> [Records provided]
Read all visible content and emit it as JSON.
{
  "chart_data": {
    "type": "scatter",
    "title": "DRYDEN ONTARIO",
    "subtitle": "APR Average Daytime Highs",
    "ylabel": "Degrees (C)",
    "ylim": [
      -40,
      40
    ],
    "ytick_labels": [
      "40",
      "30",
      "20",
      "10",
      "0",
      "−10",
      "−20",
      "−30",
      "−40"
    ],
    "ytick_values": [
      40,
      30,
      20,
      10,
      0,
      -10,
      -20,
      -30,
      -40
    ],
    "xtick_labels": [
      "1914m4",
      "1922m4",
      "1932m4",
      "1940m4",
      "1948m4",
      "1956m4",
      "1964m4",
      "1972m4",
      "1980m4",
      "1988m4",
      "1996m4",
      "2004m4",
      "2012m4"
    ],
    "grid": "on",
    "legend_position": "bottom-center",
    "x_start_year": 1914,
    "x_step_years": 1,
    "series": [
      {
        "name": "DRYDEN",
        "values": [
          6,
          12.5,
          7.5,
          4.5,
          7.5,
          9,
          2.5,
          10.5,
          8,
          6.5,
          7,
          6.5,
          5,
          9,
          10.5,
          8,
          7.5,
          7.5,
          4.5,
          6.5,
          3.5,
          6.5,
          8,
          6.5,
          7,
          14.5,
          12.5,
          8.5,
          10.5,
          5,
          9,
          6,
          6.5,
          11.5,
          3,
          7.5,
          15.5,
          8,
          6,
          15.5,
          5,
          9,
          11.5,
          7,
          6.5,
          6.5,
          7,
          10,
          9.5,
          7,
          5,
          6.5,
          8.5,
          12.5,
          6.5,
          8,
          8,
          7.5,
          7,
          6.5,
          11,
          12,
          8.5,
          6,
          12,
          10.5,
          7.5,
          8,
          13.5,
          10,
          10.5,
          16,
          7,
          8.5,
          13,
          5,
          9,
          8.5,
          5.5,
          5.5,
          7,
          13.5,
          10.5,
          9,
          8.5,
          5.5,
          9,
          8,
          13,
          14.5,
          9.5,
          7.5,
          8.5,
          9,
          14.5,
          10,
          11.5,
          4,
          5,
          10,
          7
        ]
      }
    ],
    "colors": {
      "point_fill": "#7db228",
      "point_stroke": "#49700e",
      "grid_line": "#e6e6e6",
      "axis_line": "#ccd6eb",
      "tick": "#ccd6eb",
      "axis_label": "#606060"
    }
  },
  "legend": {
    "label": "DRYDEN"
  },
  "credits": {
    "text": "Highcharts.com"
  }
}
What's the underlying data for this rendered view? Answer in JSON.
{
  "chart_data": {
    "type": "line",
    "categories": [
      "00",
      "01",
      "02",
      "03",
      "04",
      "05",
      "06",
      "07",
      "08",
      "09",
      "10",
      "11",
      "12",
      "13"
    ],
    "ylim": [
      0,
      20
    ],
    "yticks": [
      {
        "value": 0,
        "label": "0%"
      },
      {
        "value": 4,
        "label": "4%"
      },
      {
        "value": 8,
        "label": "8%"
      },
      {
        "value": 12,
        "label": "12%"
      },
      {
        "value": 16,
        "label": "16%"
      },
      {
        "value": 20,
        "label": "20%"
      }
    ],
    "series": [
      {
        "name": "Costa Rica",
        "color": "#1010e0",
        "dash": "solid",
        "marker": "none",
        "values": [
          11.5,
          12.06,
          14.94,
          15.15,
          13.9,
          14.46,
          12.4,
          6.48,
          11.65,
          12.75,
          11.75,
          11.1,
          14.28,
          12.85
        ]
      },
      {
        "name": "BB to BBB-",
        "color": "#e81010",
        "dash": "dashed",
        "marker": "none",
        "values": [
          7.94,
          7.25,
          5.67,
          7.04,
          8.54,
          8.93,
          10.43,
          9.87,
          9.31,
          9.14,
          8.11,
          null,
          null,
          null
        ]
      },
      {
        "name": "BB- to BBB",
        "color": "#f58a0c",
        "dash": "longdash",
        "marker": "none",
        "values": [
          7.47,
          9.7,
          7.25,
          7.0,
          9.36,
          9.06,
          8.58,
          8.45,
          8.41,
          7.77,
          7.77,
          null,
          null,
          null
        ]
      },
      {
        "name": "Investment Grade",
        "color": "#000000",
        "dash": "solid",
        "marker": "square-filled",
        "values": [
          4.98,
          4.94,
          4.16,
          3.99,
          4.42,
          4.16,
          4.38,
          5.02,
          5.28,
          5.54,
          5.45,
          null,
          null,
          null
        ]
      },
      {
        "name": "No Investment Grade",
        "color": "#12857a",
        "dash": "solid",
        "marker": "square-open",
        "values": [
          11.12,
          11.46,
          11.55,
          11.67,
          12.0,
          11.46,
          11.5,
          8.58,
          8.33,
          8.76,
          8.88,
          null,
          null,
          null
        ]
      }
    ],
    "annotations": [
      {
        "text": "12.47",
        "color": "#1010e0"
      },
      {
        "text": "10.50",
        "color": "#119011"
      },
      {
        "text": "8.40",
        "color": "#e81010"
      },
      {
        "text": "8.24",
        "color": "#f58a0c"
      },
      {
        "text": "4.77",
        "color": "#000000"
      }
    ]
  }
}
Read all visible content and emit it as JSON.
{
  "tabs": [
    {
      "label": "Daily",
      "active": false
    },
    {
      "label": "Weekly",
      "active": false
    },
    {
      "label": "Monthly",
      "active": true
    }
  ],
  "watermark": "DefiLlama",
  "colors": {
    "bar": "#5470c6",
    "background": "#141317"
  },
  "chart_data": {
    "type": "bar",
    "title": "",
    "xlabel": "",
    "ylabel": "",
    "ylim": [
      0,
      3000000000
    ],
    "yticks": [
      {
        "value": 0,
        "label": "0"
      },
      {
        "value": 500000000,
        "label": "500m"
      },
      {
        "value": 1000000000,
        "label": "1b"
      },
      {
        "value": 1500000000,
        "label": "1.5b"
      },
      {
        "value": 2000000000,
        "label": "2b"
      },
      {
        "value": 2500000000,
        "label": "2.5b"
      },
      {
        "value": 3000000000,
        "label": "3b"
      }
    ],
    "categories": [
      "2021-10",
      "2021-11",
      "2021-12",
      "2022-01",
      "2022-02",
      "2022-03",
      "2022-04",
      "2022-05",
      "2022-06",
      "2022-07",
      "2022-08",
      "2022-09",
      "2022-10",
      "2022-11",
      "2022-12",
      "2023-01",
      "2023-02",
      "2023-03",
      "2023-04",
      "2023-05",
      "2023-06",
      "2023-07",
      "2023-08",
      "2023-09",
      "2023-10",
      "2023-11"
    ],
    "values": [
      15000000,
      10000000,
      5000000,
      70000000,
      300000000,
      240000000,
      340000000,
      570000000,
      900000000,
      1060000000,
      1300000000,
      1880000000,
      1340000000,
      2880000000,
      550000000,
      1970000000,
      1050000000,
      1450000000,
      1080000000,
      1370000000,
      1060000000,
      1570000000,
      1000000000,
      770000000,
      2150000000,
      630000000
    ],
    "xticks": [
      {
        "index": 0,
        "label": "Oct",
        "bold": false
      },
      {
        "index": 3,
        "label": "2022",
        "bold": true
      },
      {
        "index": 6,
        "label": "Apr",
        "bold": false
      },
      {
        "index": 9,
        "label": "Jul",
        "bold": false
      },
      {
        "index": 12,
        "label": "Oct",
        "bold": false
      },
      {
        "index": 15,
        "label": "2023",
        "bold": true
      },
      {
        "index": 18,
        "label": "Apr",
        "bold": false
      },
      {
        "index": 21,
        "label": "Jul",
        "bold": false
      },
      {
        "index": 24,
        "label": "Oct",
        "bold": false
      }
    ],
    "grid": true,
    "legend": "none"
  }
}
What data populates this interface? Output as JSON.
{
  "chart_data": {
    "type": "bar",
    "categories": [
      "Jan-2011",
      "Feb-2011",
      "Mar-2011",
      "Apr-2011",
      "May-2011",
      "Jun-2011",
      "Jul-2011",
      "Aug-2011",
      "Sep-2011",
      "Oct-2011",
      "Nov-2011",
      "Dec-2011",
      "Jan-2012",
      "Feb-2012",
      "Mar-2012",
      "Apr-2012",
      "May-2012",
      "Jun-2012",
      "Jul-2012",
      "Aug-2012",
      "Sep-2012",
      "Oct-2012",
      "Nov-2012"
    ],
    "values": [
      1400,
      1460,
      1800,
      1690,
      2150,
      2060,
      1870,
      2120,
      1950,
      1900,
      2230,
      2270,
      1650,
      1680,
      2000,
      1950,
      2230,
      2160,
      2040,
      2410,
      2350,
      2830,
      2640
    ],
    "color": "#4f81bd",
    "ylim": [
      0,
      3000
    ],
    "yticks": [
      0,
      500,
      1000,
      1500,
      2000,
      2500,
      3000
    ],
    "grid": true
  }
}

> [Goal] Show each line in the entries that holds the string "What".

> [Exercise answer]
What's the underlying data for this rendered view? Answer in JSON.
What data populates this interface? Output as JSON.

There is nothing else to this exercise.